■ **Written problem**
Take the entries below and reproduce them word for word.
[BEGIN Listed records]
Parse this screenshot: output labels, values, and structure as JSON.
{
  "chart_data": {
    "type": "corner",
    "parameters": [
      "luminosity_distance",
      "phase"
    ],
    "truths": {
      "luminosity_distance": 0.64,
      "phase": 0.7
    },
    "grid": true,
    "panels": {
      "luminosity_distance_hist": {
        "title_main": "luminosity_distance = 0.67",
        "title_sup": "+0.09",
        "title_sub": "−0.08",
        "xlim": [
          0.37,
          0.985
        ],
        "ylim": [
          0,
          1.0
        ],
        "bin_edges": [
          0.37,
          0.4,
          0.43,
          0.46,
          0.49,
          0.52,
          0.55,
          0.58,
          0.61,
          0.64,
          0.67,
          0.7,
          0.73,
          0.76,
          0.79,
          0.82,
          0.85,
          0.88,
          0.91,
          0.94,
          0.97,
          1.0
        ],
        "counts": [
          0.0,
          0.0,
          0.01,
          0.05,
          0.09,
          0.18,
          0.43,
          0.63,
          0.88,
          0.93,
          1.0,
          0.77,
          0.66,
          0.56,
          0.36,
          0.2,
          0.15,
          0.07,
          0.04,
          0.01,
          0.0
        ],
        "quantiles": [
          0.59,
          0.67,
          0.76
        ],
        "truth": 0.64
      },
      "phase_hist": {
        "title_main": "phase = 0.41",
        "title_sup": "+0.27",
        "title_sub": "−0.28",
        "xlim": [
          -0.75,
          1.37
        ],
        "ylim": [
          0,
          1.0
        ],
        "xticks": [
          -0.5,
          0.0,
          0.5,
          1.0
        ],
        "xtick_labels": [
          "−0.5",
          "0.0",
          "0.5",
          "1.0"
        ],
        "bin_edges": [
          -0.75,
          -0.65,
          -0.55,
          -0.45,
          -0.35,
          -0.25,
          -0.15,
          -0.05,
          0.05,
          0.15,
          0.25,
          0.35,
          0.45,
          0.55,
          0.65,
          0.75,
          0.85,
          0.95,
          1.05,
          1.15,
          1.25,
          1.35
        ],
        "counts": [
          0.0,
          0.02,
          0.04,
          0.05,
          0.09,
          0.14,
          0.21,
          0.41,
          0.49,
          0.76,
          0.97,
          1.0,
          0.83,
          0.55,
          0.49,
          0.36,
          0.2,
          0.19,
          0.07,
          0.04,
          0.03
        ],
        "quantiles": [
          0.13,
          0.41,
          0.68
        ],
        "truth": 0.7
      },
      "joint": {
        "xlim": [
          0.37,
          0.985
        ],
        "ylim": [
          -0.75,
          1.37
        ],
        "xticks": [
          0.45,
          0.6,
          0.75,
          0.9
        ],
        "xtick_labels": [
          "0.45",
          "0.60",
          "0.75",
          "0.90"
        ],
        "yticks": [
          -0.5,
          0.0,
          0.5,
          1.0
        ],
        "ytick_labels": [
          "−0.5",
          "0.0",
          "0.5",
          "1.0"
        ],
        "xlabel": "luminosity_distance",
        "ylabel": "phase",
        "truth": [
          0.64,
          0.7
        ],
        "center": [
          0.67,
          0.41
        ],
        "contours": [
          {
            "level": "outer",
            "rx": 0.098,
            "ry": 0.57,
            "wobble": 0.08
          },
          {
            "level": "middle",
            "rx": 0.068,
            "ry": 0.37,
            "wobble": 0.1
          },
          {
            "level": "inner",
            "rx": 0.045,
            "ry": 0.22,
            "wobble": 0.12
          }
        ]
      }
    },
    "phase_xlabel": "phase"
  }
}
[END Listed records]
■ **Task solution**
Parse this screenshot: output labels, values, and structure as JSON.
{
  "chart_data": {
    "type": "corner",
    "parameters": [
      "luminosity_distance",
      "phase"
    ],
    "truths": {
      "luminosity_distance": 0.64,
      "phase": 0.7
    },
    "grid": true,
    "panels": {
      "luminosity_distance_hist": {
        "title_main": "luminosity_distance = 0.67",
        "title_sup": "+0.09",
        "title_sub": "−0.08",
        "xlim": [
          0.37,
          0.985
        ],
        "ylim": [
          0,
          1.0
        ],
        "bin_edges": [
          0.37,
          0.4,
          0.43,
          0.46,
          0.49,
          0.52,
          0.55,
          0.58,
          0.61,
          0.64,
          0.67,
          0.7,
          0.73,
          0.76,
          0.79,
          0.82,
          0.85,
          0.88,
          0.91,
          0.94,
          0.97,
          1.0
        ],
        "counts": [
          0.0,
          0.0,
          0.01,
          0.05,
          0.09,
          0.18,
          0.43,
          0.63,
          0.88,
          0.93,
          1.0,
          0.77,
          0.66,
          0.56,
          0.36,
          0.2,
          0.15,
          0.07,
          0.04,
          0.01,
          0.0
        ],
        "quantiles": [
          0.59,
          0.67,
          0.76
        ],
        "truth": 0.64
      },
      "phase_hist": {
        "title_main": "phase = 0.41",
        "title_sup": "+0.27",
        "title_sub": "−0.28",
        "xlim": [
          -0.75,
          1.37
        ],
        "ylim": [
          0,
          1.0
        ],
        "xticks": [
          -0.5,
          0.0,
          0.5,
          1.0
        ],
        "xtick_labels": [
          "−0.5",
          "0.0",
          "0.5",
          "1.0"
        ],
        "bin_edges": [
          -0.75,
          -0.65,
          -0.55,
          -0.45,
          -0.35,
          -0.25,
          -0.15,
          -0.05,
          0.05,
          0.15,
          0.25,
          0.35,
          0.45,
          0.55,
          0.65,
          0.75,
          0.85,
          0.95,
          1.05,
          1.15,
          1.25,
          1.35
        ],
        "counts": [
          0.0,
          0.02,
          0.04,
          0.05,
          0.09,
          0.14,
          0.21,
          0.41,
          0.49,
          0.76,
          0.97,
          1.0,
          0.83,
          0.55,
          0.49,
          0.36,
          0.2,
          0.19,
          0.07,
          0.04,
          0.03
        ],
        "quantiles": [
          0.13,
          0.41,
          0.68
        ],
        "truth": 0.7
      },
      "joint": {
        "xlim": [
          0.37,
          0.985
        ],
        "ylim": [
          -0.75,
          1.37
        ],
        "xticks": [
          0.45,
          0.6,
          0.75,
          0.9
        ],
        "xtick_labels": [
          "0.45",
          "0.60",
          "0.75",
          "0.90"
        ],
        "yticks": [
          -0.5,
          0.0,
          0.5,
          1.0
        ],
        "ytick_labels": [
          "−0.5",
          "0.0",
          "0.5",
          "1.0"
        ],
        "xlabel": "luminosity_distance",
        "ylabel": "phase",
        "truth": [
          0.64,
          0.7
        ],
        "center": [
          0.67,
          0.41
        ],
        "contours": [
          {
            "level": "outer",
            "rx": 0.098,
            "ry": 0.57,
            "wobble": 0.08
          },
          {
            "level": "middle",
            "rx": 0.068,
            "ry": 0.37,
            "wobble": 0.1
          },
          {
            "level": "inner",
            "rx": 0.045,
            "ry": 0.22,
            "wobble": 0.12
          }
        ]
      }
    },
    "phase_xlabel": "phase"
  }
}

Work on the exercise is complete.